(EXERCISE DIRECTIONS)
Write out the data below in full. Keep it exact.

(EXERCISE MATERIALS)
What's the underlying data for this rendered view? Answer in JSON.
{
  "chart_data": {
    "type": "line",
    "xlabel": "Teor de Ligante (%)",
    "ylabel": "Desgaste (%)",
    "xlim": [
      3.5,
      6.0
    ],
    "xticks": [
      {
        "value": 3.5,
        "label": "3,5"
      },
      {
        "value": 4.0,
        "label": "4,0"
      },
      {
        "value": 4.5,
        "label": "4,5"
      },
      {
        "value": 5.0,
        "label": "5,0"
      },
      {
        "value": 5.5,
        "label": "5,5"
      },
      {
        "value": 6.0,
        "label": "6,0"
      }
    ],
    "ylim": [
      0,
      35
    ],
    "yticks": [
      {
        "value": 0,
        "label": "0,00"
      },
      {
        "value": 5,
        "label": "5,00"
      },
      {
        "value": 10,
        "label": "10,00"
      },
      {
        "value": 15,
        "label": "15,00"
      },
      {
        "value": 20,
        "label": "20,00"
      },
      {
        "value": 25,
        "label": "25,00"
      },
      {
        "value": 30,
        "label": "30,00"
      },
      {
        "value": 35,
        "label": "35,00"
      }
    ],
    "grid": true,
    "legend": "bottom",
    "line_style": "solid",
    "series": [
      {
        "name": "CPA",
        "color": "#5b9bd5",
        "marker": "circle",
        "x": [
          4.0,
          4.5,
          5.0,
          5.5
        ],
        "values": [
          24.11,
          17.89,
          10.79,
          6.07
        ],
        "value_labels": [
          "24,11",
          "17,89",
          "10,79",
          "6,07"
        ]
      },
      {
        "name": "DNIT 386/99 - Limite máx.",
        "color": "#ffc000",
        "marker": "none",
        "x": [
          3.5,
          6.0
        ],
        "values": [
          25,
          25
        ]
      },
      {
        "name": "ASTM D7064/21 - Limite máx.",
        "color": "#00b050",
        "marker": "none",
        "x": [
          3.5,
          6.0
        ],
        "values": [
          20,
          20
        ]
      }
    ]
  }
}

(OUTPUT BELOW)
What's the underlying data for this rendered view? Answer in JSON.
{
  "chart_data": {
    "type": "line",
    "xlabel": "Teor de Ligante (%)",
    "ylabel": "Desgaste (%)",
    "xlim": [
      3.5,
      6.0
    ],
    "xticks": [
      {
        "value": 3.5,
        "label": "3,5"
      },
      {
        "value": 4.0,
        "label": "4,0"
      },
      {
        "value": 4.5,
        "label": "4,5"
      },
      {
        "value": 5.0,
        "label": "5,0"
      },
      {
        "value": 5.5,
        "label": "5,5"
      },
      {
        "value": 6.0,
        "label": "6,0"
      }
    ],
    "ylim": [
      0,
      35
    ],
    "yticks": [
      {
        "value": 0,
        "label": "0,00"
      },
      {
        "value": 5,
        "label": "5,00"
      },
      {
        "value": 10,
        "label": "10,00"
      },
      {
        "value": 15,
        "label": "15,00"
      },
      {
        "value": 20,
        "label": "20,00"
      },
      {
        "value": 25,
        "label": "25,00"
      },
      {
        "value": 30,
        "label": "30,00"
      },
      {
        "value": 35,
        "label": "35,00"
      }
    ],
    "grid": true,
    "legend": "bottom",
    "line_style": "solid",
    "series": [
      {
        "name": "CPA",
        "color": "#5b9bd5",
        "marker": "circle",
        "x": [
          4.0,
          4.5,
          5.0,
          5.5
        ],
        "values": [
          24.11,
          17.89,
          10.79,
          6.07
        ],
        "value_labels": [
          "24,11",
          "17,89",
          "10,79",
          "6,07"
        ]
      },
      {
        "name": "DNIT 386/99 - Limite máx.",
        "color": "#ffc000",
        "marker": "none",
        "x": [
          3.5,
          6.0
        ],
        "values": [
          25,
          25
        ]
      },
      {
        "name": "ASTM D7064/21 - Limite máx.",
        "color": "#00b050",
        "marker": "none",
        "x": [
          3.5,
          6.0
        ],
        "values": [
          20,
          20
        ]
      }
    ]
  }
}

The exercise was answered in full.